▶ What is required
Carry none of the pictures over; write out the complete data exactly.

▶ Data records
══════════
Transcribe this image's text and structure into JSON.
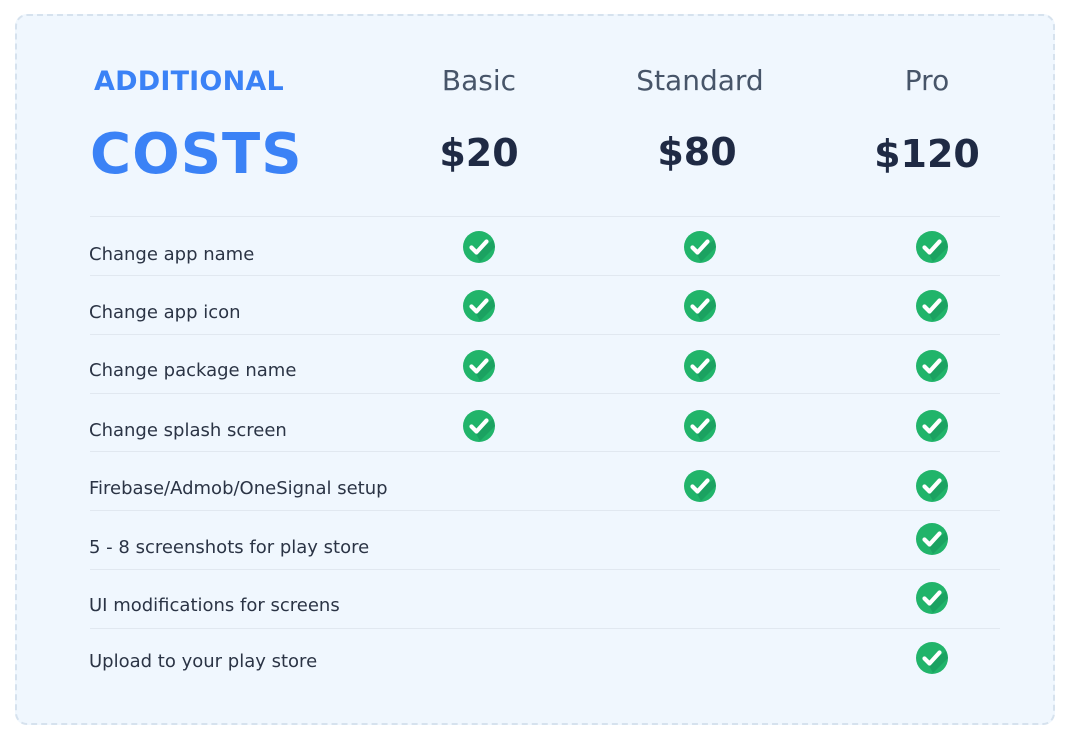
{
  "heading": {
    "line1": "ADDITIONAL",
    "line2": "COSTS"
  },
  "plans": [
    {
      "name": "Basic",
      "price": "$20"
    },
    {
      "name": "Standard",
      "price": "$80"
    },
    {
      "name": "Pro",
      "price": "$120"
    }
  ],
  "features": [
    {
      "label": "Change app name",
      "included": [
        true,
        true,
        true
      ]
    },
    {
      "label": "Change app icon",
      "included": [
        true,
        true,
        true
      ]
    },
    {
      "label": "Change package name",
      "included": [
        true,
        true,
        true
      ]
    },
    {
      "label": "Change splash screen",
      "included": [
        true,
        true,
        true
      ]
    },
    {
      "label": "Firebase/Admob/OneSignal setup",
      "included": [
        false,
        true,
        true
      ]
    },
    {
      "label": "5 - 8 screenshots for play store",
      "included": [
        false,
        false,
        true
      ]
    },
    {
      "label": "UI modifications for screens",
      "included": [
        false,
        false,
        true
      ]
    },
    {
      "label": "Upload to your play store",
      "included": [
        false,
        false,
        true
      ]
    }
  ],
  "icons": {
    "included": "check-circle-icon"
  },
  "colors": {
    "accent": "#3b82f6",
    "check_green": "#21b46a",
    "check_shadow": "#17945a",
    "card_background": "#f0f7fe",
    "price_text": "#1f2a44",
    "plan_text": "#475569"
  }
}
══════════
▶ Task answer
Transcribe this image's text and structure into JSON.
{
  "heading": {
    "line1": "ADDITIONAL",
    "line2": "COSTS"
  },
  "plans": [
    {
      "name": "Basic",
      "price": "$20"
    },
    {
      "name": "Standard",
      "price": "$80"
    },
    {
      "name": "Pro",
      "price": "$120"
    }
  ],
  "features": [
    {
      "label": "Change app name",
      "included": [
        true,
        true,
        true
      ]
    },
    {
      "label": "Change app icon",
      "included": [
        true,
        true,
        true
      ]
    },
    {
      "label": "Change package name",
      "included": [
        true,
        true,
        true
      ]
    },
    {
      "label": "Change splash screen",
      "included": [
        true,
        true,
        true
      ]
    },
    {
      "label": "Firebase/Admob/OneSignal setup",
      "included": [
        false,
        true,
        true
      ]
    },
    {
      "label": "5 - 8 screenshots for play store",
      "included": [
        false,
        false,
        true
      ]
    },
    {
      "label": "UI modifications for screens",
      "included": [
        false,
        false,
        true
      ]
    },
    {
      "label": "Upload to your play store",
      "included": [
        false,
        false,
        true
      ]
    }
  ],
  "icons": {
    "included": "check-circle-icon"
  },
  "colors": {
    "accent": "#3b82f6",
    "check_green": "#21b46a",
    "check_shadow": "#17945a",
    "card_background": "#f0f7fe",
    "price_text": "#1f2a44",
    "plan_text": "#475569"
  }
}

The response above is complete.